>>
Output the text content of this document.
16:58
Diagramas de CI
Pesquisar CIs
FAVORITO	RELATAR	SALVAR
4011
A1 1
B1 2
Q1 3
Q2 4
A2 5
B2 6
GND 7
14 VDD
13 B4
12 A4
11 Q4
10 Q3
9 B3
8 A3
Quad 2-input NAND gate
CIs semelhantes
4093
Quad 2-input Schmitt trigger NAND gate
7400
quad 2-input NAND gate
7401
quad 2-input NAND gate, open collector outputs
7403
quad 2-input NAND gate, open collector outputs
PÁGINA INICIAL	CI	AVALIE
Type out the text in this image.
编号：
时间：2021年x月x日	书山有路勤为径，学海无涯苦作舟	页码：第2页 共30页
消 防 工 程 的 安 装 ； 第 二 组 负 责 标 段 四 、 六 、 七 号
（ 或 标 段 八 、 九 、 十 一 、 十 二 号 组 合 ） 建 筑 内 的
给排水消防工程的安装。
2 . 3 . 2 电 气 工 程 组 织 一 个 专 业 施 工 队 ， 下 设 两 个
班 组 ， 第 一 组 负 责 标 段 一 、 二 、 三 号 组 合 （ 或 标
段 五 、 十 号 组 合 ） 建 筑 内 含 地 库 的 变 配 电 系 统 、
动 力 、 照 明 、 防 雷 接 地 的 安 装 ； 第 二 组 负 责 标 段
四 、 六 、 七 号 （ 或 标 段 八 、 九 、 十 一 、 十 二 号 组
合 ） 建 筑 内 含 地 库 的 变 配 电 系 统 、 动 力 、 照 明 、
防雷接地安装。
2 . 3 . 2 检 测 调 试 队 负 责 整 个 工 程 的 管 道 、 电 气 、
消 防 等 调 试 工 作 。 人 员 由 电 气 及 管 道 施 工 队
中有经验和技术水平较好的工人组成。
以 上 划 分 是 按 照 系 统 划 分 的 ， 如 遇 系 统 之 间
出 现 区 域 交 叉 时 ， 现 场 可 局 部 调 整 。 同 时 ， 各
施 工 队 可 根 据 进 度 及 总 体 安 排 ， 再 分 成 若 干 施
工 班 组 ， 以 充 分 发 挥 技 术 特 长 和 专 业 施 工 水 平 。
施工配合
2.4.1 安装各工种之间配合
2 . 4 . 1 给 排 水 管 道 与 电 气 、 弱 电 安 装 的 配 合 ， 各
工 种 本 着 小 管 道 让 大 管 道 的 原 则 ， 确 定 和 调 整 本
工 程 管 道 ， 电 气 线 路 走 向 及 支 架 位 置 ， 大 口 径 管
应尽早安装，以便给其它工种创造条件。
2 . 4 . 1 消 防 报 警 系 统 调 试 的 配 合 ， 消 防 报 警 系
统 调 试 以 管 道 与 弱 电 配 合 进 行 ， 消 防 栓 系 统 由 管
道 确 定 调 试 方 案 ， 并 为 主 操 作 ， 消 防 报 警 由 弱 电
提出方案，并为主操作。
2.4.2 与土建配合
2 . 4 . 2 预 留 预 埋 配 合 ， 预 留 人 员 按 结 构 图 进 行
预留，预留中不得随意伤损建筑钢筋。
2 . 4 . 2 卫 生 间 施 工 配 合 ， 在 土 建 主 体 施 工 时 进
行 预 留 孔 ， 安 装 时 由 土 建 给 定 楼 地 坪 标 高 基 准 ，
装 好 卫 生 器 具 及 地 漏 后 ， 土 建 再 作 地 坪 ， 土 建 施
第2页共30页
<<
[Directive] Return each line of the listing that holds the string "gate".

[Solution to this task]
Quad 2-input NAND gate
Quad 2-input Schmitt trigger NAND gate
quad 2-input NAND gate
quad 2-input NAND gate, open collector outputs
quad 2-input NAND gate, open collector outputs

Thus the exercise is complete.